____ DATA TO PROCESS

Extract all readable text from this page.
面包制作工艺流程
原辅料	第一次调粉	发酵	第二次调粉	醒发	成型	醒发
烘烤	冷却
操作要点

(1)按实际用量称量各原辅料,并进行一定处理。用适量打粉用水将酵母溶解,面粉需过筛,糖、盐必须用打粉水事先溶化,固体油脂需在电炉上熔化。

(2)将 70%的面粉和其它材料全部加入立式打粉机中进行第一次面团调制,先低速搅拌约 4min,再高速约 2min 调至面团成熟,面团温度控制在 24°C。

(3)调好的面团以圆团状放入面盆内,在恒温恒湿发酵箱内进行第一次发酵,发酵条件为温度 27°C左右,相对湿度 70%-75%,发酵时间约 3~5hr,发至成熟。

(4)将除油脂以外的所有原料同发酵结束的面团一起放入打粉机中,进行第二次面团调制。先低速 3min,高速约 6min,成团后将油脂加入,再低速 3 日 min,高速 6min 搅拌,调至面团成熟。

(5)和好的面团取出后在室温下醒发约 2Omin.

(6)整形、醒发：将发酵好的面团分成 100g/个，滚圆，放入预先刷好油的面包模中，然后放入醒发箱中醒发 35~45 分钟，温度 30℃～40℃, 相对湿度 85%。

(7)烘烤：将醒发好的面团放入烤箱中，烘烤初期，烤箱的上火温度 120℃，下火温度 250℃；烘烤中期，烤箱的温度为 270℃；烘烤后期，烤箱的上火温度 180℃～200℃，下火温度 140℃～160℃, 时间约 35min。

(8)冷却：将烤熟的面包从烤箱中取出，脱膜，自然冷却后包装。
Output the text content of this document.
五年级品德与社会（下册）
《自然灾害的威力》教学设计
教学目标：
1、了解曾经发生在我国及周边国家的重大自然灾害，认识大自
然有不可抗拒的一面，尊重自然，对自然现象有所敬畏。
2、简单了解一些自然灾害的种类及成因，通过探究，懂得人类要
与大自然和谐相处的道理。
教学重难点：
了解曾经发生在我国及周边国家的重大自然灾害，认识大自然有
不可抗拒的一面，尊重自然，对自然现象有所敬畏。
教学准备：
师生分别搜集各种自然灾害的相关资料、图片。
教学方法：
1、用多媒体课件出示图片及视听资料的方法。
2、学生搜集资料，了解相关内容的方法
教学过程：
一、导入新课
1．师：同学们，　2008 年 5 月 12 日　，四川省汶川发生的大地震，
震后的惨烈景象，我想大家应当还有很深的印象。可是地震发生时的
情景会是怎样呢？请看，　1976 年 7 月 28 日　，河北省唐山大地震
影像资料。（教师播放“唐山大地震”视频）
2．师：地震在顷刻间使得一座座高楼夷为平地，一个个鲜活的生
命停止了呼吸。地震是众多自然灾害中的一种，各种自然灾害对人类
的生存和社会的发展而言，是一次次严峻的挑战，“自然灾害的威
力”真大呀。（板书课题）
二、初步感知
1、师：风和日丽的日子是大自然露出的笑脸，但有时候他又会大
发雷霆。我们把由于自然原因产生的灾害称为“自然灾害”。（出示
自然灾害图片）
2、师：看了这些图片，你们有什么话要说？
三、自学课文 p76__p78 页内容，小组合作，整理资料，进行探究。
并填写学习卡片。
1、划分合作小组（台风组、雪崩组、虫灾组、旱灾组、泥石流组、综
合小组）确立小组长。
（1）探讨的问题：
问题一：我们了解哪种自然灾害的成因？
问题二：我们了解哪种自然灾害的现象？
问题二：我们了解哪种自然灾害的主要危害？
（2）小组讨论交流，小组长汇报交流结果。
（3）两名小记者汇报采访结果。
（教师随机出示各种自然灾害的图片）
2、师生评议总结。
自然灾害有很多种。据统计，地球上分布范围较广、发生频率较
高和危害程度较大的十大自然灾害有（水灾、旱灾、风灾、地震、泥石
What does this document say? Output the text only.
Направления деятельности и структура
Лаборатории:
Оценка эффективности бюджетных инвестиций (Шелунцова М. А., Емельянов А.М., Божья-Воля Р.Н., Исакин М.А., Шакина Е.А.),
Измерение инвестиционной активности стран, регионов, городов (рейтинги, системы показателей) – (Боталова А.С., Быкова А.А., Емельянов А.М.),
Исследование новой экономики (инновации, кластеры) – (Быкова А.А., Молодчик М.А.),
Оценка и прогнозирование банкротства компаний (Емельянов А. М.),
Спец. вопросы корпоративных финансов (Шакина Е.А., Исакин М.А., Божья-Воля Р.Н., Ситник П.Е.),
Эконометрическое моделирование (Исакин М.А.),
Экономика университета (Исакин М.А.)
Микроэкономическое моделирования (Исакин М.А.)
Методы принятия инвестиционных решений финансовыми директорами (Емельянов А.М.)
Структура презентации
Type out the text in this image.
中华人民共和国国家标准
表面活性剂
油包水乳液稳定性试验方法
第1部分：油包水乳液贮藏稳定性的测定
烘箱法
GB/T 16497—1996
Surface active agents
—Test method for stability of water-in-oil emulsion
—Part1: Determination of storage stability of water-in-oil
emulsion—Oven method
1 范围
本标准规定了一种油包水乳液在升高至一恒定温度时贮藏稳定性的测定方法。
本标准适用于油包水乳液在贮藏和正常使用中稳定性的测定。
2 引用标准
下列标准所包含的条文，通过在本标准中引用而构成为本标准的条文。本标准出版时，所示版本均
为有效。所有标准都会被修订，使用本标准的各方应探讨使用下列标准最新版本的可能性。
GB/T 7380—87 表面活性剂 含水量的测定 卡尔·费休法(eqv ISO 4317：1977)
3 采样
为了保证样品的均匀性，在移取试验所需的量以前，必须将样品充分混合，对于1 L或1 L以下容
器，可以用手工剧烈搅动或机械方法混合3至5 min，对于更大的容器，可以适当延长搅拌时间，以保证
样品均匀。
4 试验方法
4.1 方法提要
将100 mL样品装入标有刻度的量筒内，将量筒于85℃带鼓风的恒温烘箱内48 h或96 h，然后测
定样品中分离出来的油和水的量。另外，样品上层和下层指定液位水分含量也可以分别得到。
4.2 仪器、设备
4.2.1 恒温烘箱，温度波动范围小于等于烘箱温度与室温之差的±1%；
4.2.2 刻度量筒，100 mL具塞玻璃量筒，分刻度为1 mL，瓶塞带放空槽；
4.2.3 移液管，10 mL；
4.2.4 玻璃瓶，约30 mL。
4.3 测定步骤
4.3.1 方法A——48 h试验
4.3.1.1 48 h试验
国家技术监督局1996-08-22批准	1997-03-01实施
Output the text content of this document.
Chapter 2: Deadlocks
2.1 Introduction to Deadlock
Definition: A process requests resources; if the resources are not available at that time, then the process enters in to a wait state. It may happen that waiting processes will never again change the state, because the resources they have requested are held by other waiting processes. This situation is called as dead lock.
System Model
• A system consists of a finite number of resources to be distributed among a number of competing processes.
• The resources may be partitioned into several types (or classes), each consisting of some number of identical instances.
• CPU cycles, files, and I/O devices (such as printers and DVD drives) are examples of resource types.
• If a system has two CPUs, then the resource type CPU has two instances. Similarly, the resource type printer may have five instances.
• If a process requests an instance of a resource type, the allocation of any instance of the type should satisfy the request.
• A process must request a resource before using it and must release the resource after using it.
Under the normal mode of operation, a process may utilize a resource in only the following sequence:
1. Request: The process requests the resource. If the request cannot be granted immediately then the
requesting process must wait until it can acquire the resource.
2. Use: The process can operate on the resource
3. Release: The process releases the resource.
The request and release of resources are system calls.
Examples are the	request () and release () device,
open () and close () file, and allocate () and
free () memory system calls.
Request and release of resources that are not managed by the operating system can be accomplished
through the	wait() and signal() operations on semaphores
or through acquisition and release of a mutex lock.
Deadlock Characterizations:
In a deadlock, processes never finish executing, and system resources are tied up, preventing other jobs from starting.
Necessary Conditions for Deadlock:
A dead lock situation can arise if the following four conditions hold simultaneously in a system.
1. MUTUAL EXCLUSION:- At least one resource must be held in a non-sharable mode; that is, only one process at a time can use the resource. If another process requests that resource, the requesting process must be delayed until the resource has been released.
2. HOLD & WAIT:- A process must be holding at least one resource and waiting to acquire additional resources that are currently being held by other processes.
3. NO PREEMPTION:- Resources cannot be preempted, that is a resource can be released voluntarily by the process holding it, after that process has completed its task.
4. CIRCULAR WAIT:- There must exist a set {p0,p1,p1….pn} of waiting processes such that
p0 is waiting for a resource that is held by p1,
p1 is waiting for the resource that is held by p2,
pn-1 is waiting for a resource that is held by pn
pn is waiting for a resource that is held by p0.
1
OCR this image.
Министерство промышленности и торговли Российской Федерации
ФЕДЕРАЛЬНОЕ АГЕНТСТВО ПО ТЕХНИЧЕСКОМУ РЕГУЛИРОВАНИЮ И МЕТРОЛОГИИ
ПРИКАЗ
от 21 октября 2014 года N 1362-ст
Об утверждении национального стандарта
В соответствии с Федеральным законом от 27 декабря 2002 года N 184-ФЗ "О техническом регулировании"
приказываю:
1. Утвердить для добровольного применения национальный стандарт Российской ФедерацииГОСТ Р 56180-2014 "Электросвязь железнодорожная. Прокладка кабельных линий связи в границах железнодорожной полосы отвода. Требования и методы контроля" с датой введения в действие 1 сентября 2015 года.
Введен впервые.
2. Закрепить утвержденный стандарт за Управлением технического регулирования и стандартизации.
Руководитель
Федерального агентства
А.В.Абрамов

________

YOUR TASK:
Locate "OCR this image." in the material, then quote the line that contains it and all lines after it through the final one.

THE ANSWER:
OCR this image.
Министерство промышленности и торговли Российской Федерации
ФЕДЕРАЛЬНОЕ АГЕНТСТВО ПО ТЕХНИЧЕСКОМУ РЕГУЛИРОВАНИЮ И МЕТРОЛОГИИ
ПРИКАЗ
от 21 октября 2014 года N 1362-ст
Об утверждении национального стандарта
В соответствии с Федеральным законом от 27 декабря 2002 года N 184-ФЗ "О техническом регулировании"
приказываю:
1. Утвердить для добровольного применения национальный стандарт Российской ФедерацииГОСТ Р 56180-2014 "Электросвязь железнодорожная. Прокладка кабельных линий связи в границах железнодорожной полосы отвода. Требования и методы контроля" с датой введения в действие 1 сентября 2015 года.
Введен впервые.
2. Закрепить утвержденный стандарт за Управлением технического регулирования и стандартизации.
Руководитель
Федерального агентства
А.В.Абрамов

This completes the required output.